» INPUT ROWS:
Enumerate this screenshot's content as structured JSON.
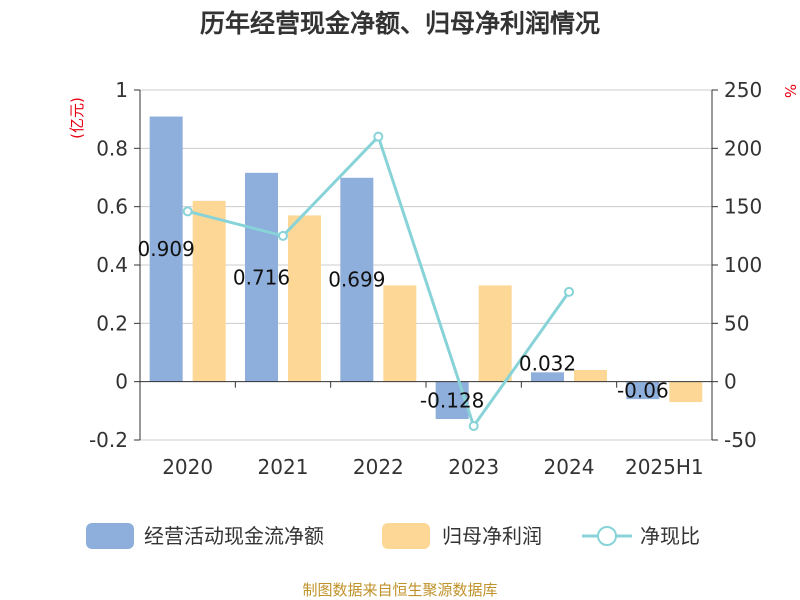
{
  "chart_data": {
    "type": "bar",
    "title": "历年经营现金净额、归母净利润情况",
    "left_unit": "(亿元)",
    "right_unit": "%",
    "categories": [
      "2020",
      "2021",
      "2022",
      "2023",
      "2024",
      "2025H1"
    ],
    "series": [
      {
        "name": "经营活动现金流净额",
        "kind": "bar",
        "axis": "left",
        "color": "#8eaedb",
        "values": [
          0.909,
          0.716,
          0.699,
          -0.128,
          0.032,
          -0.06
        ],
        "labels": [
          "0.909",
          "0.716",
          "0.699",
          "-0.128",
          "0.032",
          "-0.06"
        ]
      },
      {
        "name": "归母净利润",
        "kind": "bar",
        "axis": "left",
        "color": "#fdd795",
        "values": [
          0.62,
          0.57,
          0.33,
          0.33,
          0.04,
          -0.07
        ]
      },
      {
        "name": "净现比",
        "kind": "line",
        "axis": "right",
        "color": "#87d3d8",
        "values": [
          146,
          125,
          210,
          -38,
          77,
          null
        ]
      }
    ],
    "y_left": {
      "min": -0.2,
      "max": 1,
      "ticks": [
        "-0.2",
        "0",
        "0.2",
        "0.4",
        "0.6",
        "0.8",
        "1"
      ]
    },
    "y_right": {
      "min": -50,
      "max": 250,
      "ticks": [
        "-50",
        "0",
        "50",
        "100",
        "150",
        "200",
        "250"
      ]
    },
    "grid": true,
    "legend_position": "bottom"
  },
  "source": "制图数据来自恒生聚源数据库"
}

» WORK TO BE COMPLETED: Pictures are excluded; output everything else in the data verbatim.

» OUTPUT BELOW:
Enumerate this screenshot's content as structured JSON.
{
  "chart_data": {
    "type": "bar",
    "title": "历年经营现金净额、归母净利润情况",
    "left_unit": "(亿元)",
    "right_unit": "%",
    "categories": [
      "2020",
      "2021",
      "2022",
      "2023",
      "2024",
      "2025H1"
    ],
    "series": [
      {
        "name": "经营活动现金流净额",
        "kind": "bar",
        "axis": "left",
        "color": "#8eaedb",
        "values": [
          0.909,
          0.716,
          0.699,
          -0.128,
          0.032,
          -0.06
        ],
        "labels": [
          "0.909",
          "0.716",
          "0.699",
          "-0.128",
          "0.032",
          "-0.06"
        ]
      },
      {
        "name": "归母净利润",
        "kind": "bar",
        "axis": "left",
        "color": "#fdd795",
        "values": [
          0.62,
          0.57,
          0.33,
          0.33,
          0.04,
          -0.07
        ]
      },
      {
        "name": "净现比",
        "kind": "line",
        "axis": "right",
        "color": "#87d3d8",
        "values": [
          146,
          125,
          210,
          -38,
          77,
          null
        ]
      }
    ],
    "y_left": {
      "min": -0.2,
      "max": 1,
      "ticks": [
        "-0.2",
        "0",
        "0.2",
        "0.4",
        "0.6",
        "0.8",
        "1"
      ]
    },
    "y_right": {
      "min": -50,
      "max": 250,
      "ticks": [
        "-50",
        "0",
        "50",
        "100",
        "150",
        "200",
        "250"
      ]
    },
    "grid": true,
    "legend_position": "bottom"
  },
  "source": "制图数据来自恒生聚源数据库"
}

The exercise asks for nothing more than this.